Listed records.

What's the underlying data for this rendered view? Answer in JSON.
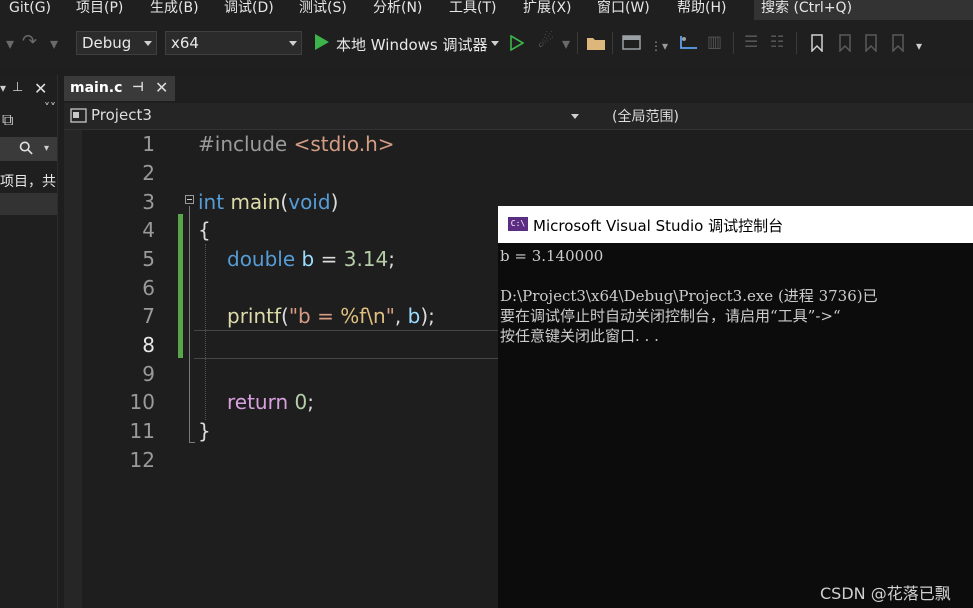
{
  "menu": {
    "items": [
      "Git(G)",
      "项目(P)",
      "生成(B)",
      "调试(D)",
      "测试(S)",
      "分析(N)",
      "工具(T)",
      "扩展(X)",
      "窗口(W)",
      "帮助(H)"
    ],
    "search": "搜索 (Ctrl+Q)"
  },
  "toolbar": {
    "config": "Debug",
    "platform": "x64",
    "run_label": "本地 Windows 调试器"
  },
  "left_panel": {
    "search_glyph": "⚲",
    "snippet": "项目，共"
  },
  "editor": {
    "tab_name": "main.c",
    "project": "Project3",
    "scope": "(全局范围)",
    "line_numbers": [
      "1",
      "2",
      "3",
      "4",
      "5",
      "6",
      "7",
      "8",
      "9",
      "10",
      "11",
      "12"
    ],
    "code": {
      "include_kw": "#include",
      "include_file": "<stdio.h>",
      "int_kw": "int",
      "main_fn": "main",
      "void_kw": "void",
      "open_brace": "{",
      "double_kw": "double",
      "var_b": "b",
      "assign": " = ",
      "val": "3.14",
      "semi": ";",
      "printf_fn": "printf",
      "fmt_a": "\"b = ",
      "fmt_spec": "%f",
      "fmt_esc": "\\n",
      "fmt_end": "\"",
      "printf_rest": ", ",
      "printf_close": ");",
      "return_kw": "return",
      "zero": "0",
      "close_brace": "}"
    }
  },
  "console": {
    "icon_text": "C:\\",
    "title": "Microsoft Visual Studio 调试控制台",
    "lines": [
      "b = 3.140000",
      "",
      "D:\\Project3\\x64\\Debug\\Project3.exe (进程 3736)已",
      "要在调试停止时自动关闭控制台，请启用“工具”->“",
      "按任意键关闭此窗口. . ."
    ]
  },
  "watermark": "CSDN @花落已飘",
  "colors": {
    "keyword": "#569cd6",
    "function": "#dcdcaa",
    "string": "#d69d85",
    "number": "#b5cea8",
    "control": "#d8a0df",
    "change_bar": "#57a64a"
  }
}
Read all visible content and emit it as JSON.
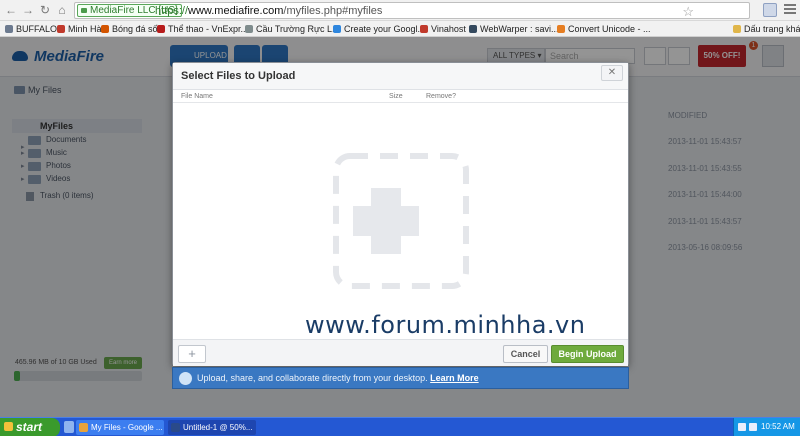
{
  "browser": {
    "security_label": "MediaFire LLC [US]",
    "url_scheme": "https://",
    "url_host": "www.mediafire.com",
    "url_path": "/myfiles.php#myfiles",
    "bookmarks": [
      {
        "label": "BUFFALO",
        "color": "#6c7a8f"
      },
      {
        "label": "Minh Hà",
        "color": "#c0392b"
      },
      {
        "label": "Bóng đá số",
        "color": "#d35400"
      },
      {
        "label": "Thể thao - VnExpr...",
        "color": "#b71c1c"
      },
      {
        "label": "Cầu Trường Rực L...",
        "color": "#7f8c8d"
      },
      {
        "label": "Create your Googl...",
        "color": "#2e86de"
      },
      {
        "label": "Vinahost",
        "color": "#c0392b"
      },
      {
        "label": "WebWarper : savi...",
        "color": "#34495e"
      },
      {
        "label": "Convert Unicode - ...",
        "color": "#e67e22"
      }
    ],
    "bookmarks_other": "Dấu trang khác"
  },
  "header": {
    "logo": "MediaFire",
    "upload_label": "UPLOAD",
    "types_label": "ALL TYPES ▾",
    "search_placeholder": "Search",
    "promo_label": "50% OFF!",
    "notification_count": "1"
  },
  "breadcrumb": "My Files",
  "sidebar": {
    "root": "MyFiles",
    "items": [
      "Documents",
      "Music",
      "Photos",
      "Videos"
    ],
    "trash": "Trash (0 items)",
    "storage_text": "465.96 MB of 10 GB Used",
    "upgrade_label": "Earn more",
    "storage_used_fraction": 0.046
  },
  "background_dates": [
    "MODIFIED",
    "2013-11-01 15:43:57",
    "2013-11-01 15:43:55",
    "2013-11-01 15:44:00",
    "2013-11-01 15:43:57",
    "2013-05-16 08:09:56"
  ],
  "modal": {
    "title": "Select Files to Upload",
    "col_filename": "File Name",
    "col_size": "Size",
    "col_remove": "Remove?",
    "cancel_label": "Cancel",
    "begin_label": "Begin Upload"
  },
  "desktop_promo": {
    "text": "Upload, share, and collaborate directly from your desktop.",
    "link": "Learn More"
  },
  "watermark": "www.forum.minhha.vn",
  "taskbar": {
    "start_label": "start",
    "tasks": [
      {
        "label": "My Files - Google ...",
        "color": "#e8a33c"
      },
      {
        "label": "Untitled-1 @ 50%...",
        "color": "#2a4a8a"
      }
    ],
    "clock": "10:52 AM"
  },
  "colors": {
    "accent": "#2f78c4",
    "begin_upload": "#6eaa3c",
    "promo": "#c3272e",
    "taskbar": "#2458d3"
  }
}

Set task. Write out the records above once more, word for word, with no pictures.

Solution below.
What's the underlying data for this rendered view? Answer in JSON.
{
  "menu": {
    "items": [
      "Git(G)",
      "项目(P)",
      "生成(B)",
      "调试(D)",
      "测试(S)",
      "分析(N)",
      "工具(T)",
      "扩展(X)",
      "窗口(W)",
      "帮助(H)"
    ],
    "search": "搜索 (Ctrl+Q)"
  },
  "toolbar": {
    "config": "Debug",
    "platform": "x64",
    "run_label": "本地 Windows 调试器"
  },
  "left_panel": {
    "search_glyph": "⚲",
    "snippet": "项目，共"
  },
  "editor": {
    "tab_name": "main.c",
    "project": "Project3",
    "scope": "(全局范围)",
    "line_numbers": [
      "1",
      "2",
      "3",
      "4",
      "5",
      "6",
      "7",
      "8",
      "9",
      "10",
      "11",
      "12"
    ],
    "code": {
      "include_kw": "#include",
      "include_file": "<stdio.h>",
      "int_kw": "int",
      "main_fn": "main",
      "void_kw": "void",
      "open_brace": "{",
      "double_kw": "double",
      "var_b": "b",
      "assign": " = ",
      "val": "3.14",
      "semi": ";",
      "printf_fn": "printf",
      "fmt_a": "\"b = ",
      "fmt_spec": "%f",
      "fmt_esc": "\\n",
      "fmt_end": "\"",
      "printf_rest": ", ",
      "printf_close": ");",
      "return_kw": "return",
      "zero": "0",
      "close_brace": "}"
    }
  },
  "console": {
    "icon_text": "C:\\",
    "title": "Microsoft Visual Studio 调试控制台",
    "lines": [
      "b = 3.140000",
      "",
      "D:\\Project3\\x64\\Debug\\Project3.exe (进程 3736)已",
      "要在调试停止时自动关闭控制台，请启用“工具”->“",
      "按任意键关闭此窗口. . ."
    ]
  },
  "watermark": "CSDN @花落已飘",
  "colors": {
    "keyword": "#569cd6",
    "function": "#dcdcaa",
    "string": "#d69d85",
    "number": "#b5cea8",
    "control": "#d8a0df",
    "change_bar": "#57a64a"
  }
}
Read all visible content and emit it as JSON.
{
  "browser": {
    "security_label": "MediaFire LLC [US]",
    "url_scheme": "https://",
    "url_host": "www.mediafire.com",
    "url_path": "/myfiles.php#myfiles",
    "bookmarks": [
      {
        "label": "BUFFALO",
        "color": "#6c7a8f"
      },
      {
        "label": "Minh Hà",
        "color": "#c0392b"
      },
      {
        "label": "Bóng đá số",
        "color": "#d35400"
      },
      {
        "label": "Thể thao - VnExpr...",
        "color": "#b71c1c"
      },
      {
        "label": "Cầu Trường Rực L...",
        "color": "#7f8c8d"
      },
      {
        "label": "Create your Googl...",
        "color": "#2e86de"
      },
      {
        "label": "Vinahost",
        "color": "#c0392b"
      },
      {
        "label": "WebWarper : savi...",
        "color": "#34495e"
      },
      {
        "label": "Convert Unicode - ...",
        "color": "#e67e22"
      }
    ],
    "bookmarks_other": "Dấu trang khác"
  },
  "header": {
    "logo": "MediaFire",
    "upload_label": "UPLOAD",
    "types_label": "ALL TYPES ▾",
    "search_placeholder": "Search",
    "promo_label": "50% OFF!",
    "notification_count": "1"
  },
  "breadcrumb": "My Files",
  "sidebar": {
    "root": "MyFiles",
    "items": [
      "Documents",
      "Music",
      "Photos",
      "Videos"
    ],
    "trash": "Trash (0 items)",
    "storage_text": "465.96 MB of 10 GB Used",
    "upgrade_label": "Earn more",
    "storage_used_fraction": 0.046
  },
  "background_dates": [
    "MODIFIED",
    "2013-11-01 15:43:57",
    "2013-11-01 15:43:55",
    "2013-11-01 15:44:00",
    "2013-11-01 15:43:57",
    "2013-05-16 08:09:56"
  ],
  "modal": {
    "title": "Select Files to Upload",
    "col_filename": "File Name",
    "col_size": "Size",
    "col_remove": "Remove?",
    "cancel_label": "Cancel",
    "begin_label": "Begin Upload"
  },
  "desktop_promo": {
    "text": "Upload, share, and collaborate directly from your desktop.",
    "link": "Learn More"
  },
  "watermark": "www.forum.minhha.vn",
  "taskbar": {
    "start_label": "start",
    "tasks": [
      {
        "label": "My Files - Google ...",
        "color": "#e8a33c"
      },
      {
        "label": "Untitled-1 @ 50%...",
        "color": "#2a4a8a"
      }
    ],
    "clock": "10:52 AM"
  },
  "colors": {
    "accent": "#2f78c4",
    "begin_upload": "#6eaa3c",
    "promo": "#c3272e",
    "taskbar": "#2458d3"
  }
}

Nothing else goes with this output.